Collected data:
+-------+

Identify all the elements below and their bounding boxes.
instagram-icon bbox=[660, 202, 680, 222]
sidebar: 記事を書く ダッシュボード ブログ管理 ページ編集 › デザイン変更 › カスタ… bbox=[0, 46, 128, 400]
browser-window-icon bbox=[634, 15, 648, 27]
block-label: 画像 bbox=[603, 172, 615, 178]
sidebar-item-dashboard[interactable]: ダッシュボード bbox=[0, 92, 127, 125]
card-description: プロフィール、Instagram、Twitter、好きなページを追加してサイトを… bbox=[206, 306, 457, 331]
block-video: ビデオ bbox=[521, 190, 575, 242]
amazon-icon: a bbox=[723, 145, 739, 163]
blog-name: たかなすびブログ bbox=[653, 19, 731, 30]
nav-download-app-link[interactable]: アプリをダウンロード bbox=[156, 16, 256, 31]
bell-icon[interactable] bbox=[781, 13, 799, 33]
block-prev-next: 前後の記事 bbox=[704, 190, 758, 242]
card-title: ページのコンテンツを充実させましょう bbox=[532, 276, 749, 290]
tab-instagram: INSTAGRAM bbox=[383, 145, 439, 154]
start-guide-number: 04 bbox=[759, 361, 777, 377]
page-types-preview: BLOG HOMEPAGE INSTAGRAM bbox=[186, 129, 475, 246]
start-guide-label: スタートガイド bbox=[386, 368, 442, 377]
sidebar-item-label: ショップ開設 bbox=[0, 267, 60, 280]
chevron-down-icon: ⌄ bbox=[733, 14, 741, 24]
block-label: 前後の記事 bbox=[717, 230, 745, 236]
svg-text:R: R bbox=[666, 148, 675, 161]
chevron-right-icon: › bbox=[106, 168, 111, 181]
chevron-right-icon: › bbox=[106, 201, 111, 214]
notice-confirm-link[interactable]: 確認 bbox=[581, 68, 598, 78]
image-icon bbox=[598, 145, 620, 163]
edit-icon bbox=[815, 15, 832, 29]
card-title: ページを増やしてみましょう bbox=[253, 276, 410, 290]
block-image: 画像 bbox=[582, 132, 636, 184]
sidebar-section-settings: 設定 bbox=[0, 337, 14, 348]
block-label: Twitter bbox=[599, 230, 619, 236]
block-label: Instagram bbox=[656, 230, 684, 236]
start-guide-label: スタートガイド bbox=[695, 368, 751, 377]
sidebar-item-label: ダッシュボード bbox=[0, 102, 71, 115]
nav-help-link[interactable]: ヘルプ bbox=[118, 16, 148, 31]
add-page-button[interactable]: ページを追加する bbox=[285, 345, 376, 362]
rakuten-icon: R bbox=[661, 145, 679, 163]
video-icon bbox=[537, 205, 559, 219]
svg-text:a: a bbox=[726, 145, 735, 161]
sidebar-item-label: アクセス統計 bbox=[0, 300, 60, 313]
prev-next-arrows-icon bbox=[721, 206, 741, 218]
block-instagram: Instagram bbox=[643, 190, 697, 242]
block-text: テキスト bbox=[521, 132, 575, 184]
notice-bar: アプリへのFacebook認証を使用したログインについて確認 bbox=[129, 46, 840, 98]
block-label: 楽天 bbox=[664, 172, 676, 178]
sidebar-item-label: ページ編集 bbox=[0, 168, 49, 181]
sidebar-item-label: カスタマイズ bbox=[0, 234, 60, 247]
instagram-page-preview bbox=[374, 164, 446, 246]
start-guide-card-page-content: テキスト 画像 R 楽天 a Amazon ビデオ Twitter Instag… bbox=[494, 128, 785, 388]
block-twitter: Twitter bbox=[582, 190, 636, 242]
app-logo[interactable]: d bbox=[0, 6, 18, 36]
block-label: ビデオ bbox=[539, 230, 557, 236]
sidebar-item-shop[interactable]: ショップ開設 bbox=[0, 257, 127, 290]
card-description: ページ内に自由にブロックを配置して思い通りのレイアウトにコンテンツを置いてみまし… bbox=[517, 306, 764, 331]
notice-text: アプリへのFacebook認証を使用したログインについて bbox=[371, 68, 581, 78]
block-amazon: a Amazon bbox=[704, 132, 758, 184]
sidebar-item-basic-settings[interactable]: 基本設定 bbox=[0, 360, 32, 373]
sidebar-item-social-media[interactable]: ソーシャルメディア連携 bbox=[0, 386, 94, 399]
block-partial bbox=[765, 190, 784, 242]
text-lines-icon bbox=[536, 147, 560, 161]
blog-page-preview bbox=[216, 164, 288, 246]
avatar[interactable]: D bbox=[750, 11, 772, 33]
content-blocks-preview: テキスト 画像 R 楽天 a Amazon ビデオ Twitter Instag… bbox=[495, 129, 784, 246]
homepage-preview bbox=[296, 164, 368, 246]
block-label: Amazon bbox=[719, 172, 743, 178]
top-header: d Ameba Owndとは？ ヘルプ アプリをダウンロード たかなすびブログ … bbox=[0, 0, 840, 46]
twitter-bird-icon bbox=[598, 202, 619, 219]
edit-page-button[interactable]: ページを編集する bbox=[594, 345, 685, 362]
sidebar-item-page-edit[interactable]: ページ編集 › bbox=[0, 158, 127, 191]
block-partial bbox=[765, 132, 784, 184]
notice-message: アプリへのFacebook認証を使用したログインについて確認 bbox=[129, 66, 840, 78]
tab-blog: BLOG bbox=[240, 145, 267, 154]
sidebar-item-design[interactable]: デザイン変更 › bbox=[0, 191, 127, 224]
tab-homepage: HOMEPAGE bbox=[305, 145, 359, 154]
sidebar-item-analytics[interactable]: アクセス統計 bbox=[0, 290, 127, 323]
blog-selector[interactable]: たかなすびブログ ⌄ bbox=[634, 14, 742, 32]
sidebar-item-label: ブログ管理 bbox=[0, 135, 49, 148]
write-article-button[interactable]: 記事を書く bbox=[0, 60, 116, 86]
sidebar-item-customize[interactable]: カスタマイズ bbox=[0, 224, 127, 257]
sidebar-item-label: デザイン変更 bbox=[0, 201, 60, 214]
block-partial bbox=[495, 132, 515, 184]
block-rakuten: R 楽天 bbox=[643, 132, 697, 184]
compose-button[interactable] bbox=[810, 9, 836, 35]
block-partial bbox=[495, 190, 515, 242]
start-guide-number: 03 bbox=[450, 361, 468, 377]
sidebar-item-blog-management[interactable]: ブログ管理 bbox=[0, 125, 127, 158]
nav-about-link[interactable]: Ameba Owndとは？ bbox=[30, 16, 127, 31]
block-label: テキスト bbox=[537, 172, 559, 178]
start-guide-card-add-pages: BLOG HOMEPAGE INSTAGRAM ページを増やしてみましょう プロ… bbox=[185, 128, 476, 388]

+-------+

» **WHAT YOU WILL DO**: Copy out every line of the material above word for word, with nothing changed, left out or added.

» **SOLUTION FOR THIS PROBLEM**:
Identify all the elements below and their bounding boxes.
instagram-icon bbox=[660, 202, 680, 222]
sidebar: 記事を書く ダッシュボード ブログ管理 ページ編集 › デザイン変更 › カスタ… bbox=[0, 46, 128, 400]
browser-window-icon bbox=[634, 15, 648, 27]
block-label: 画像 bbox=[603, 172, 615, 178]
sidebar-item-dashboard[interactable]: ダッシュボード bbox=[0, 92, 127, 125]
card-description: プロフィール、Instagram、Twitter、好きなページを追加してサイトを… bbox=[206, 306, 457, 331]
block-video: ビデオ bbox=[521, 190, 575, 242]
amazon-icon: a bbox=[723, 145, 739, 163]
blog-name: たかなすびブログ bbox=[653, 19, 731, 30]
nav-download-app-link[interactable]: アプリをダウンロード bbox=[156, 16, 256, 31]
bell-icon[interactable] bbox=[781, 13, 799, 33]
block-prev-next: 前後の記事 bbox=[704, 190, 758, 242]
card-title: ページのコンテンツを充実させましょう bbox=[532, 276, 749, 290]
tab-instagram: INSTAGRAM bbox=[383, 145, 439, 154]
start-guide-number: 04 bbox=[759, 361, 777, 377]
page-types-preview: BLOG HOMEPAGE INSTAGRAM bbox=[186, 129, 475, 246]
start-guide-label: スタートガイド bbox=[386, 368, 442, 377]
sidebar-item-label: ショップ開設 bbox=[0, 267, 60, 280]
chevron-down-icon: ⌄ bbox=[733, 14, 741, 24]
block-label: 前後の記事 bbox=[717, 230, 745, 236]
svg-text:R: R bbox=[666, 148, 675, 161]
chevron-right-icon: › bbox=[106, 168, 111, 181]
chevron-right-icon: › bbox=[106, 201, 111, 214]
notice-confirm-link[interactable]: 確認 bbox=[581, 68, 598, 78]
image-icon bbox=[598, 145, 620, 163]
edit-icon bbox=[815, 15, 832, 29]
card-title: ページを増やしてみましょう bbox=[253, 276, 410, 290]
block-image: 画像 bbox=[582, 132, 636, 184]
sidebar-section-settings: 設定 bbox=[0, 337, 14, 348]
block-label: Twitter bbox=[599, 230, 619, 236]
block-label: Instagram bbox=[656, 230, 684, 236]
start-guide-label: スタートガイド bbox=[695, 368, 751, 377]
sidebar-item-label: ダッシュボード bbox=[0, 102, 71, 115]
nav-help-link[interactable]: ヘルプ bbox=[118, 16, 148, 31]
add-page-button[interactable]: ページを追加する bbox=[285, 345, 376, 362]
rakuten-icon: R bbox=[661, 145, 679, 163]
video-icon bbox=[537, 205, 559, 219]
svg-text:a: a bbox=[726, 145, 735, 161]
sidebar-item-label: アクセス統計 bbox=[0, 300, 60, 313]
prev-next-arrows-icon bbox=[721, 206, 741, 218]
block-instagram: Instagram bbox=[643, 190, 697, 242]
block-text: テキスト bbox=[521, 132, 575, 184]
notice-bar: アプリへのFacebook認証を使用したログインについて確認 bbox=[129, 46, 840, 98]
block-label: 楽天 bbox=[664, 172, 676, 178]
sidebar-item-label: ページ編集 bbox=[0, 168, 49, 181]
sidebar-item-label: カスタマイズ bbox=[0, 234, 60, 247]
instagram-page-preview bbox=[374, 164, 446, 246]
start-guide-card-page-content: テキスト 画像 R 楽天 a Amazon ビデオ Twitter Instag… bbox=[494, 128, 785, 388]
block-twitter: Twitter bbox=[582, 190, 636, 242]
app-logo[interactable]: d bbox=[0, 6, 18, 36]
block-label: ビデオ bbox=[539, 230, 557, 236]
sidebar-item-shop[interactable]: ショップ開設 bbox=[0, 257, 127, 290]
card-description: ページ内に自由にブロックを配置して思い通りのレイアウトにコンテンツを置いてみまし… bbox=[517, 306, 764, 331]
notice-text: アプリへのFacebook認証を使用したログインについて bbox=[371, 68, 581, 78]
block-amazon: a Amazon bbox=[704, 132, 758, 184]
sidebar-item-basic-settings[interactable]: 基本設定 bbox=[0, 360, 32, 373]
sidebar-item-social-media[interactable]: ソーシャルメディア連携 bbox=[0, 386, 94, 399]
block-partial bbox=[765, 190, 784, 242]
text-lines-icon bbox=[536, 147, 560, 161]
blog-page-preview bbox=[216, 164, 288, 246]
avatar[interactable]: D bbox=[750, 11, 772, 33]
content-blocks-preview: テキスト 画像 R 楽天 a Amazon ビデオ Twitter Instag… bbox=[495, 129, 784, 246]
homepage-preview bbox=[296, 164, 368, 246]
block-label: Amazon bbox=[719, 172, 743, 178]
top-header: d Ameba Owndとは？ ヘルプ アプリをダウンロード たかなすびブログ … bbox=[0, 0, 840, 46]
twitter-bird-icon bbox=[598, 202, 619, 219]
edit-page-button[interactable]: ページを編集する bbox=[594, 345, 685, 362]
sidebar-item-page-edit[interactable]: ページ編集 › bbox=[0, 158, 127, 191]
block-partial bbox=[765, 132, 784, 184]
notice-message: アプリへのFacebook認証を使用したログインについて確認 bbox=[129, 66, 840, 78]
tab-blog: BLOG bbox=[240, 145, 267, 154]
sidebar-item-design[interactable]: デザイン変更 › bbox=[0, 191, 127, 224]
tab-homepage: HOMEPAGE bbox=[305, 145, 359, 154]
sidebar-item-analytics[interactable]: アクセス統計 bbox=[0, 290, 127, 323]
blog-selector[interactable]: たかなすびブログ ⌄ bbox=[634, 14, 742, 32]
sidebar-item-label: ブログ管理 bbox=[0, 135, 49, 148]
write-article-button[interactable]: 記事を書く bbox=[0, 60, 116, 86]
sidebar-item-customize[interactable]: カスタマイズ bbox=[0, 224, 127, 257]
sidebar-item-label: デザイン変更 bbox=[0, 201, 60, 214]
block-partial bbox=[495, 132, 515, 184]
block-rakuten: R 楽天 bbox=[643, 132, 697, 184]
compose-button[interactable] bbox=[810, 9, 836, 35]
block-partial bbox=[495, 190, 515, 242]
start-guide-number: 03 bbox=[450, 361, 468, 377]
sidebar-item-blog-management[interactable]: ブログ管理 bbox=[0, 125, 127, 158]
nav-about-link[interactable]: Ameba Owndとは？ bbox=[30, 16, 127, 31]
block-label: テキスト bbox=[537, 172, 559, 178]
start-guide-card-add-pages: BLOG HOMEPAGE INSTAGRAM ページを増やしてみましょう プロ… bbox=[185, 128, 476, 388]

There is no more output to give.